### The request
Count the lines in the records below that contain the word "Output", and reply with only that number.

### Information supplied
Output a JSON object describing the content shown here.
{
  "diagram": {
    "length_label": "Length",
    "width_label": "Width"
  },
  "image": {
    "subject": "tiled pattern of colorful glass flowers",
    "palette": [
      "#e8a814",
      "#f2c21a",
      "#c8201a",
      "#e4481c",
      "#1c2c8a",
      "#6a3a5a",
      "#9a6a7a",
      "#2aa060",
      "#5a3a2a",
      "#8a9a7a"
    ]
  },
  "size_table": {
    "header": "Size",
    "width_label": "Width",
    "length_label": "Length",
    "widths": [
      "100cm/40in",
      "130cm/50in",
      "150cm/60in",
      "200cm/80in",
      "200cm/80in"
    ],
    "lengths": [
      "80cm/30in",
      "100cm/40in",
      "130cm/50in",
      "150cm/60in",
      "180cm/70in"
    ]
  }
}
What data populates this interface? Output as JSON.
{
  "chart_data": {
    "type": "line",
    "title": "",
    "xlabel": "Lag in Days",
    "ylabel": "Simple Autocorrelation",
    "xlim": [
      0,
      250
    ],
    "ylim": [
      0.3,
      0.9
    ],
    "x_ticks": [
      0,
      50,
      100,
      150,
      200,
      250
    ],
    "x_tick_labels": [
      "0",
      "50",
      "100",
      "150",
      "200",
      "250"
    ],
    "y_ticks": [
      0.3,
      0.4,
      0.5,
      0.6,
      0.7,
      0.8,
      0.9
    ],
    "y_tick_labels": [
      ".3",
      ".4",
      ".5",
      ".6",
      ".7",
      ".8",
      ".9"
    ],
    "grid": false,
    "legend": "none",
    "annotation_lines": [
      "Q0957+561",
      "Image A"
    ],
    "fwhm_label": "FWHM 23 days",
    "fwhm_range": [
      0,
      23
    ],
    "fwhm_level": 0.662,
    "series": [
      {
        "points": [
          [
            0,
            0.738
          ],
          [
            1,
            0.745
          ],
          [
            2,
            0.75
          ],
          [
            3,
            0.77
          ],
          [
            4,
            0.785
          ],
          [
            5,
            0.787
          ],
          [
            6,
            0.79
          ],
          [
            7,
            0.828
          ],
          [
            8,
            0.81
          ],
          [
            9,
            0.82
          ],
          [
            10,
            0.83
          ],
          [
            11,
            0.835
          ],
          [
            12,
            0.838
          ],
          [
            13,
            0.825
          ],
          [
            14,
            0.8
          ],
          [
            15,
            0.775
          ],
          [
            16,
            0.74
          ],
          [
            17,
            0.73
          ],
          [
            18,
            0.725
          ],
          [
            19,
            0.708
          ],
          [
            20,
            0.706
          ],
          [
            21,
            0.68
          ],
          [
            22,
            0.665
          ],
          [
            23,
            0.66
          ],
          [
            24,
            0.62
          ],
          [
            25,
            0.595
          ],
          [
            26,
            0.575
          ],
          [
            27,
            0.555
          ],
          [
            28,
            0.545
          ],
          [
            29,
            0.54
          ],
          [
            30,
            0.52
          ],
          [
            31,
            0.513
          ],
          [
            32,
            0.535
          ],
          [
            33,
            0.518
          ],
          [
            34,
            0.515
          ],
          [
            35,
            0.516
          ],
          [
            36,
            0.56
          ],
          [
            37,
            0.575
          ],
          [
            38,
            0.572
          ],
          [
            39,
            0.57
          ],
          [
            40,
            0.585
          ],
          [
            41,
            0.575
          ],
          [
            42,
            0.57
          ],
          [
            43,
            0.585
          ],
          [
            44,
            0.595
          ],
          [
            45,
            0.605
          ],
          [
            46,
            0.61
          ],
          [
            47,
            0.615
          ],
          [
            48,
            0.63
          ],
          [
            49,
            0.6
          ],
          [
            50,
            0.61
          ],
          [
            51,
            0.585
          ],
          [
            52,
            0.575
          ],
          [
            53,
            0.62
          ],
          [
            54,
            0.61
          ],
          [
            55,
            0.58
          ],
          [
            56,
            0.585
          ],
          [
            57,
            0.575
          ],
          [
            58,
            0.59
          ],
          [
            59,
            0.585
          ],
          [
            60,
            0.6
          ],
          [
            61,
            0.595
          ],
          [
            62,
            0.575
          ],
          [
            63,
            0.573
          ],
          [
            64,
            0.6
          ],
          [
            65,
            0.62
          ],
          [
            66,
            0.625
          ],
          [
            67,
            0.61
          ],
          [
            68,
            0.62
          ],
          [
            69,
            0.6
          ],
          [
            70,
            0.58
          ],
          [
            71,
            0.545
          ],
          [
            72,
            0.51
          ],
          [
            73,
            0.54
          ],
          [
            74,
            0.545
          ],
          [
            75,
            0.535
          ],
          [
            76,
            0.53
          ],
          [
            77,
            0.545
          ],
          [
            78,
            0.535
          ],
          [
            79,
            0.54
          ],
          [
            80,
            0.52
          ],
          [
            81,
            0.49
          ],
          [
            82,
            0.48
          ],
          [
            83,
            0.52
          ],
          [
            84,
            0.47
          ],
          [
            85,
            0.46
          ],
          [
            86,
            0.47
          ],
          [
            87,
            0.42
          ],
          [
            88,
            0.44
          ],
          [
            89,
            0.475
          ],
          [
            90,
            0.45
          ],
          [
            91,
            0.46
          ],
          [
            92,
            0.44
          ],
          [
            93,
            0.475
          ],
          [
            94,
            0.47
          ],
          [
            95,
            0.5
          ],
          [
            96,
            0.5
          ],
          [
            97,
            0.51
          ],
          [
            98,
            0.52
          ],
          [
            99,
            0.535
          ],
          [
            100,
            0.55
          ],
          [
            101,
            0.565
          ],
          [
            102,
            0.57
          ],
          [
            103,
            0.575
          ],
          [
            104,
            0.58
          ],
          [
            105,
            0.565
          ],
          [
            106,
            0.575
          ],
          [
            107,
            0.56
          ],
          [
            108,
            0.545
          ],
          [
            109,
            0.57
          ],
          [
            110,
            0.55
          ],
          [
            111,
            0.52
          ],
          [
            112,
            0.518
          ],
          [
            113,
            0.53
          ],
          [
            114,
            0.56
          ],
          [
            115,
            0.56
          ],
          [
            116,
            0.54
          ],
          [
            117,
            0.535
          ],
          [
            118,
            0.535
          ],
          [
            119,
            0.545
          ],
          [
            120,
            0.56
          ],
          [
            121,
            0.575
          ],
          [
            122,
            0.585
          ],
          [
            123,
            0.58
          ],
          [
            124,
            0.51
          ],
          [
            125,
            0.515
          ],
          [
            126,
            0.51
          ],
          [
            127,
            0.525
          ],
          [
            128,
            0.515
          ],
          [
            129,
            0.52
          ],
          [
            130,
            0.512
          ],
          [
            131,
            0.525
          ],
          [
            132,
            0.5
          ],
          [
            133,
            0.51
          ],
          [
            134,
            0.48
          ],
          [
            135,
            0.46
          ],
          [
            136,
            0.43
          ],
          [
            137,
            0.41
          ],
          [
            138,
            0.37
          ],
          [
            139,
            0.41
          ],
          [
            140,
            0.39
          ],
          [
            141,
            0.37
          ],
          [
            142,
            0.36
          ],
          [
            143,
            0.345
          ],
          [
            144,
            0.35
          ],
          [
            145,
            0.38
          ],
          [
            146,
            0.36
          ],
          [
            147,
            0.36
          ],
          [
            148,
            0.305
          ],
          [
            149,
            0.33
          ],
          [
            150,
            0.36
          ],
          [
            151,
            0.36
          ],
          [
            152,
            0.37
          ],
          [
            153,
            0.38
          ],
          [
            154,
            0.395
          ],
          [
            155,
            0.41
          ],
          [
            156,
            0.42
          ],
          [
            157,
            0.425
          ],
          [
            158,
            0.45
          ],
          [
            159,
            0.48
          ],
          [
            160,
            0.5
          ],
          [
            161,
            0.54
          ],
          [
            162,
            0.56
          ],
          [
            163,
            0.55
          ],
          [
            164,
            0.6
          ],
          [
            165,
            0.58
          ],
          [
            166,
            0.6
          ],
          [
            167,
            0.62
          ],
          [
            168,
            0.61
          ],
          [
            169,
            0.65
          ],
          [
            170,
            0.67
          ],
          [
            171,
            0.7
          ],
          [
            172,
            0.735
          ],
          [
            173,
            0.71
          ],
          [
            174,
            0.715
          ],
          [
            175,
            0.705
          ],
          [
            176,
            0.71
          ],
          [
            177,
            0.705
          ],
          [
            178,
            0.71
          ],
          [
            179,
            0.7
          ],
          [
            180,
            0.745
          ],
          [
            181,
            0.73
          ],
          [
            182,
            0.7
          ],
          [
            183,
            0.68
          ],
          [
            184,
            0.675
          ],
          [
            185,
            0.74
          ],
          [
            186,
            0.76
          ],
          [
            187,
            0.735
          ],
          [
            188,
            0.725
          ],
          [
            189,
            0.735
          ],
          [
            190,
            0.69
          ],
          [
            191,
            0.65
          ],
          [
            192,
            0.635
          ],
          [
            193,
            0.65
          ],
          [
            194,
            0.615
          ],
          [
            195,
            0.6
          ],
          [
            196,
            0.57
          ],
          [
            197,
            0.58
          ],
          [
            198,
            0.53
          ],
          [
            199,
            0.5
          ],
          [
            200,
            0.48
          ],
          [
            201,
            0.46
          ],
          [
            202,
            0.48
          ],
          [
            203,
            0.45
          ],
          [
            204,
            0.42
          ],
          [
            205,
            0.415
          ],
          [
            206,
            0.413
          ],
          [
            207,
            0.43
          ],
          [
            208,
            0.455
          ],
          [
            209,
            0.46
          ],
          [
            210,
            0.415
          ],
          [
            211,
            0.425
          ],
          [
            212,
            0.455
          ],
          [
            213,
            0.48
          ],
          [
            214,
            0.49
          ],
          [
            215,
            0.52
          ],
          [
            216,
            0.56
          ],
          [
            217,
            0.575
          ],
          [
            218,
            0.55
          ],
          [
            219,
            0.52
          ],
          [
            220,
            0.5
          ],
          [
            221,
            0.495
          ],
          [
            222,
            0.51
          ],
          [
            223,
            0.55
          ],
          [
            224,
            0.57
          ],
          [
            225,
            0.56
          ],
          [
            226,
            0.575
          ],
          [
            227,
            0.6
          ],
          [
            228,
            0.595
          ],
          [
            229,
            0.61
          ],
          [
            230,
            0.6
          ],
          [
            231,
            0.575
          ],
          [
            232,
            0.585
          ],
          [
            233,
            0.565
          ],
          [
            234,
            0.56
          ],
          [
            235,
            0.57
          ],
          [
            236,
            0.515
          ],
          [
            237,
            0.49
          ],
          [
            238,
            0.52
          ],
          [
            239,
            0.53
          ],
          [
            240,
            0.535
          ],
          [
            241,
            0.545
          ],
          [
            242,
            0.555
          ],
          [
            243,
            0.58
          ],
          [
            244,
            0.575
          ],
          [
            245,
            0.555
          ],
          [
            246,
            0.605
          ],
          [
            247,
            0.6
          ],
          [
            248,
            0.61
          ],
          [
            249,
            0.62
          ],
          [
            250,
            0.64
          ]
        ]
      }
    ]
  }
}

### Task result
2